How many lines in this data contain the string "according"? Reply with the number only.
— begin —
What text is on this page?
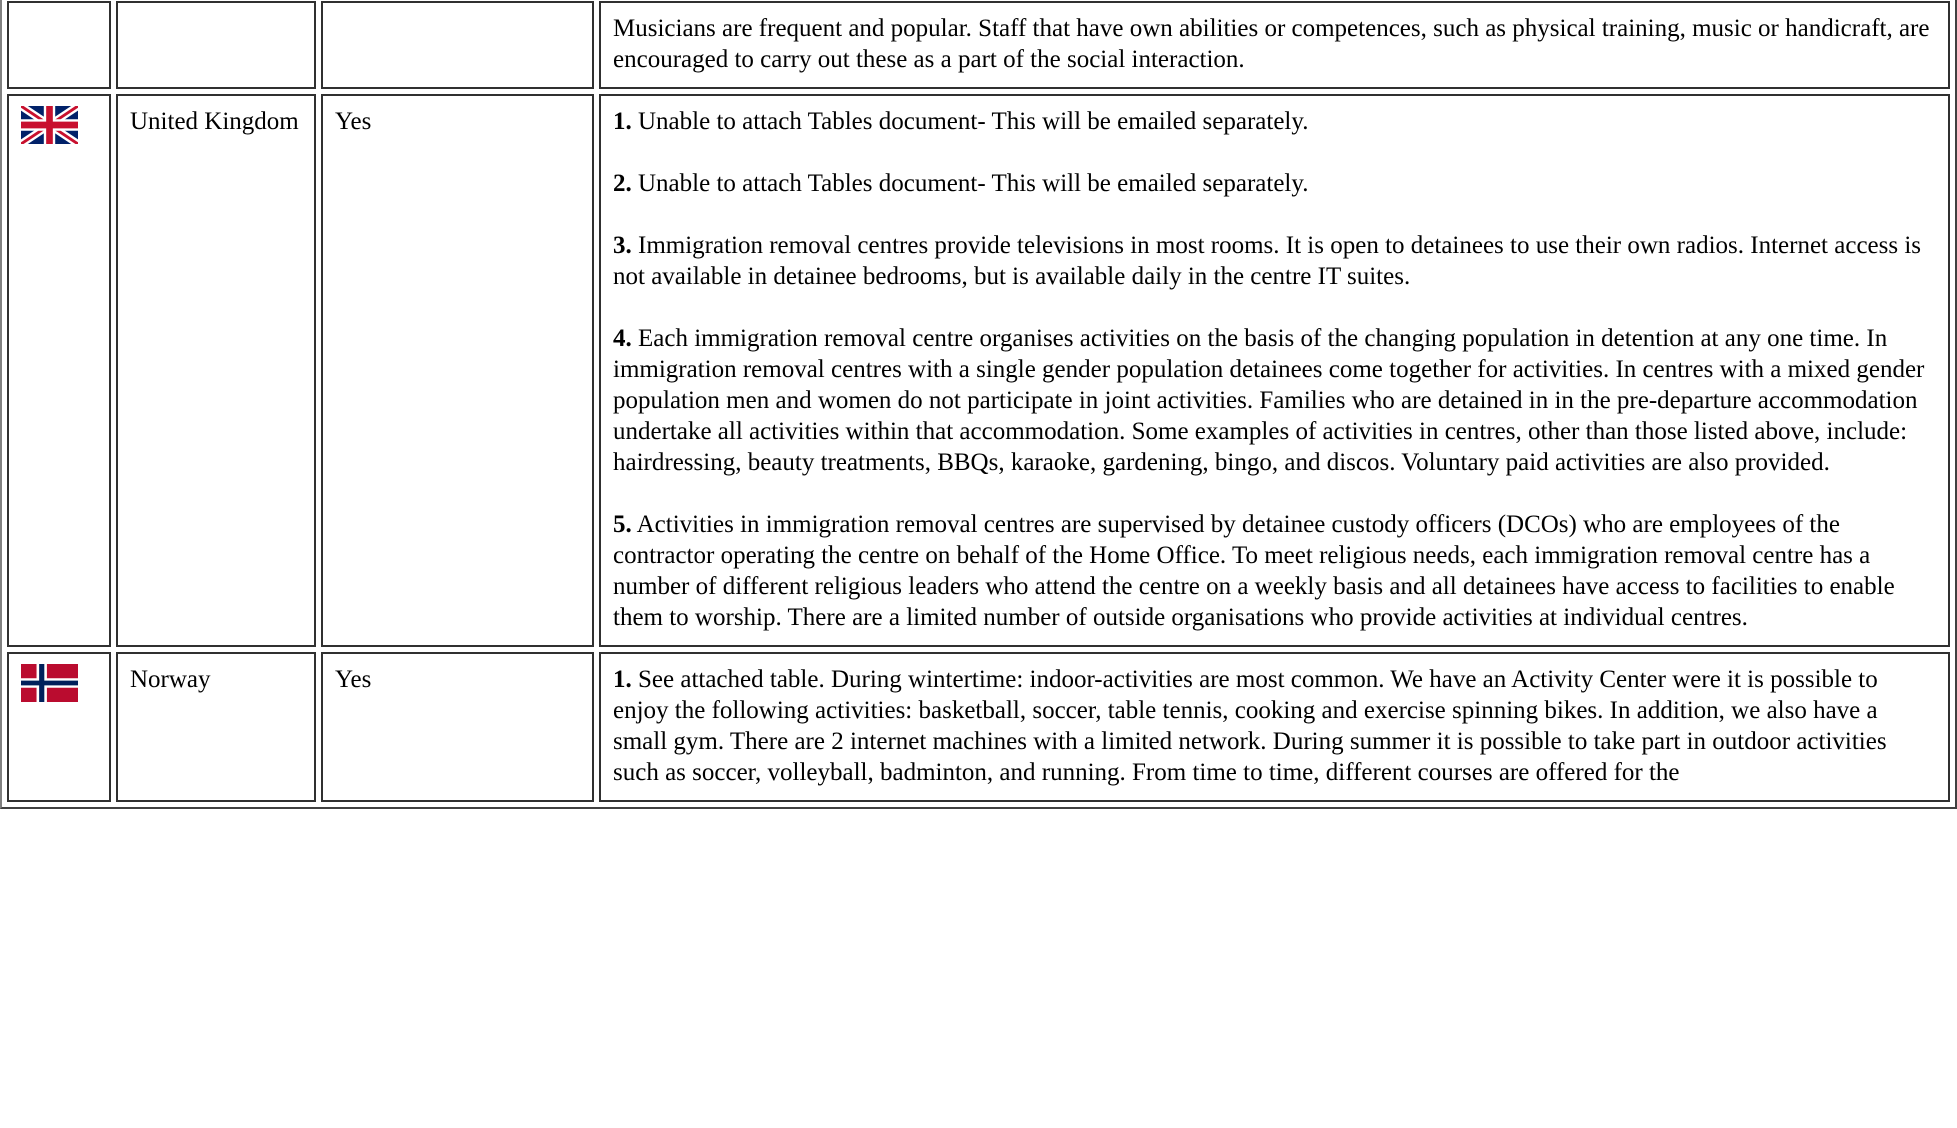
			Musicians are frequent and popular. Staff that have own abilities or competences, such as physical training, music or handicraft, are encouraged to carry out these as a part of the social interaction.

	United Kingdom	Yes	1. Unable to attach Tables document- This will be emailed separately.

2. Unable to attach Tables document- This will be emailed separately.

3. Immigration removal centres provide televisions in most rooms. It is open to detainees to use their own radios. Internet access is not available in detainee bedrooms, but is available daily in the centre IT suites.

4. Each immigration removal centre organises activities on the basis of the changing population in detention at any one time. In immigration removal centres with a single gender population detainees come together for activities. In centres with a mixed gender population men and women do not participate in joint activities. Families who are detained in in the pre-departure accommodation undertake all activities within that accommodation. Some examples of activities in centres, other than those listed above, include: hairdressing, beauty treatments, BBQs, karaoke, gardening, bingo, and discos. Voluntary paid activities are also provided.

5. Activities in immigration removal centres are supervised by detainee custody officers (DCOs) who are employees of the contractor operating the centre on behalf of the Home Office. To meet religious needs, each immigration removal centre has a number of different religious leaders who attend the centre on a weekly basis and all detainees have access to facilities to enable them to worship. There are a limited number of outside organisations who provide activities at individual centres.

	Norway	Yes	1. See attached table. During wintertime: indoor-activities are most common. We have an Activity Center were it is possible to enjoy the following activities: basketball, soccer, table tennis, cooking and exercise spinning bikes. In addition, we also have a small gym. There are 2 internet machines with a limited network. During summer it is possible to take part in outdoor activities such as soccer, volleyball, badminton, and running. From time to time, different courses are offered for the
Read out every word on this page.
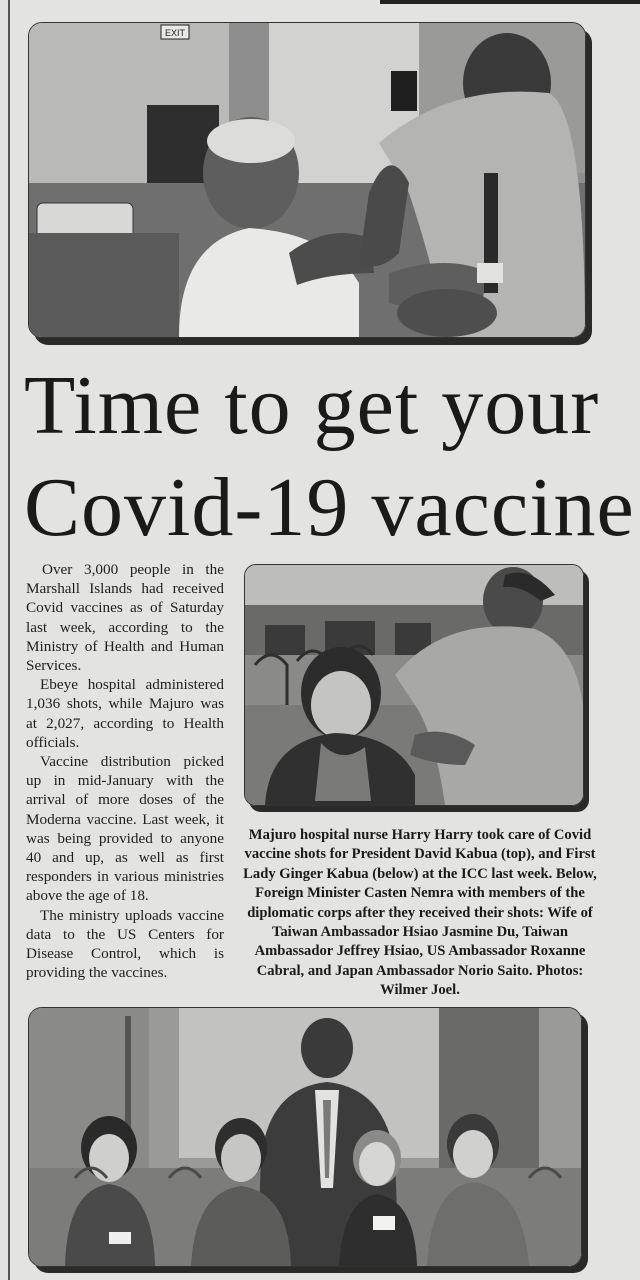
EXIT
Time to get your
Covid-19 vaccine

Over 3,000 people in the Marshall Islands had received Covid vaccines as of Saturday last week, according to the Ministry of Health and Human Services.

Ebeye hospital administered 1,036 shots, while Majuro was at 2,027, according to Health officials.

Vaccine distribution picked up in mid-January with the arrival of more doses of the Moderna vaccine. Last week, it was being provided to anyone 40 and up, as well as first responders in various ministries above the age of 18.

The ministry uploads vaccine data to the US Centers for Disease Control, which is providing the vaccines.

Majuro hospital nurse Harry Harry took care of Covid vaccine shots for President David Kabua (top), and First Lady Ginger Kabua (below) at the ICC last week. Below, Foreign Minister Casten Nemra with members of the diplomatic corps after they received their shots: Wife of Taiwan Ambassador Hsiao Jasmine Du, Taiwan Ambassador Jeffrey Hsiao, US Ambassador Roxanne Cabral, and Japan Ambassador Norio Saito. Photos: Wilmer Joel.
— end —
### [Result]
2